→ **Task brief**
In your copy, include every line of the listing below exactly but none of the pictures.
────────────────────────────────────────
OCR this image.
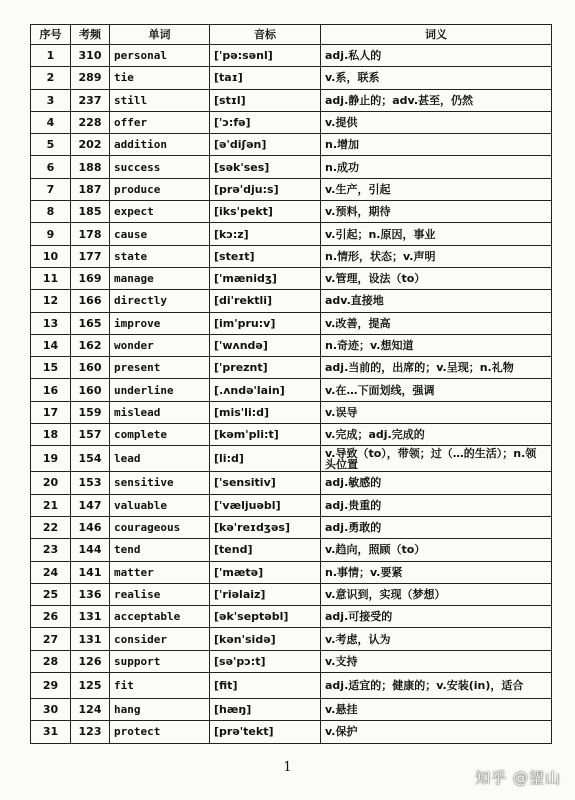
序号	考频	单词	音标	词义
1	310	personal	['pə:sənl]	adj.私人的
2	289	tie	[taɪ]	v.系，联系
3	237	still	[stɪl]	adj.静止的；adv.甚至，仍然
4	228	offer	['ɔ:fə]	v.提供
5	202	addition	[ə'diʃən]	n.增加
6	188	success	[sək'ses]	n.成功
7	187	produce	[prə'dju:s]	v.生产，引起
8	185	expect	[iks'pekt]	v.预料，期待
9	178	cause	[kɔ:z]	v.引起；n.原因，事业
10	177	state	[steɪt]	n.情形，状态；v.声明
11	169	manage	['mænidʒ]	v.管理，设法（to）
12	166	directly	[di'rektli]	adv.直接地
13	165	improve	[im'pru:v]	v.改善，提高
14	162	wonder	['wʌndə]	n.奇迹；v.想知道
15	160	present	['preznt]	adj.当前的，出席的；v.呈现；n.礼物
16	160	underline	[.ʌndə'lain]	v.在…下面划线，强调
17	159	mislead	[mis'li:d]	v.误导
18	157	complete	[kəm'pli:t]	v.完成；adj.完成的
19	154	lead	[li:d]	v.导致（to），带领；过（…的生活）；n.领头位置
20	153	sensitive	['sensitiv]	adj.敏感的
21	147	valuable	['væljuəbl]	adj.贵重的
22	146	courageous	[kə'reɪdʒəs]	adj.勇敢的
23	144	tend	[tend]	v.趋向，照顾（to）
24	141	matter	['mætə]	n.事情；v.要紧
25	136	realise	['riəlaiz]	v.意识到，实现（梦想）
26	131	acceptable	[ək'septəbl]	adj.可接受的
27	131	consider	[kən'sidə]	v.考虑，认为
28	126	support	[sə'pɔ:t]	v.支持
29	125	fit	[fit]	adj.适宜的；健康的；v.安装(in)，适合
30	124	hang	[hæŋ]	v.悬挂
31	123	protect	[prə'tekt]	v.保护
1
知乎 @望山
────────────────────────────────────────
→ **Solution**
OCR this image.
序号	考频	单词	音标	词义
1	310	personal	['pə:sənl]	adj.私人的
2	289	tie	[taɪ]	v.系，联系
3	237	still	[stɪl]	adj.静止的；adv.甚至，仍然
4	228	offer	['ɔ:fə]	v.提供
5	202	addition	[ə'diʃən]	n.增加
6	188	success	[sək'ses]	n.成功
7	187	produce	[prə'dju:s]	v.生产，引起
8	185	expect	[iks'pekt]	v.预料，期待
9	178	cause	[kɔ:z]	v.引起；n.原因，事业
10	177	state	[steɪt]	n.情形，状态；v.声明
11	169	manage	['mænidʒ]	v.管理，设法（to）
12	166	directly	[di'rektli]	adv.直接地
13	165	improve	[im'pru:v]	v.改善，提高
14	162	wonder	['wʌndə]	n.奇迹；v.想知道
15	160	present	['preznt]	adj.当前的，出席的；v.呈现；n.礼物
16	160	underline	[.ʌndə'lain]	v.在…下面划线，强调
17	159	mislead	[mis'li:d]	v.误导
18	157	complete	[kəm'pli:t]	v.完成；adj.完成的
19	154	lead	[li:d]	v.导致（to），带领；过（…的生活）；n.领头位置
20	153	sensitive	['sensitiv]	adj.敏感的
21	147	valuable	['væljuəbl]	adj.贵重的
22	146	courageous	[kə'reɪdʒəs]	adj.勇敢的
23	144	tend	[tend]	v.趋向，照顾（to）
24	141	matter	['mætə]	n.事情；v.要紧
25	136	realise	['riəlaiz]	v.意识到，实现（梦想）
26	131	acceptable	[ək'septəbl]	adj.可接受的
27	131	consider	[kən'sidə]	v.考虑，认为
28	126	support	[sə'pɔ:t]	v.支持
29	125	fit	[fit]	adj.适宜的；健康的；v.安装(in)，适合
30	124	hang	[hæŋ]	v.悬挂
31	123	protect	[prə'tekt]	v.保护
1
知乎 @望山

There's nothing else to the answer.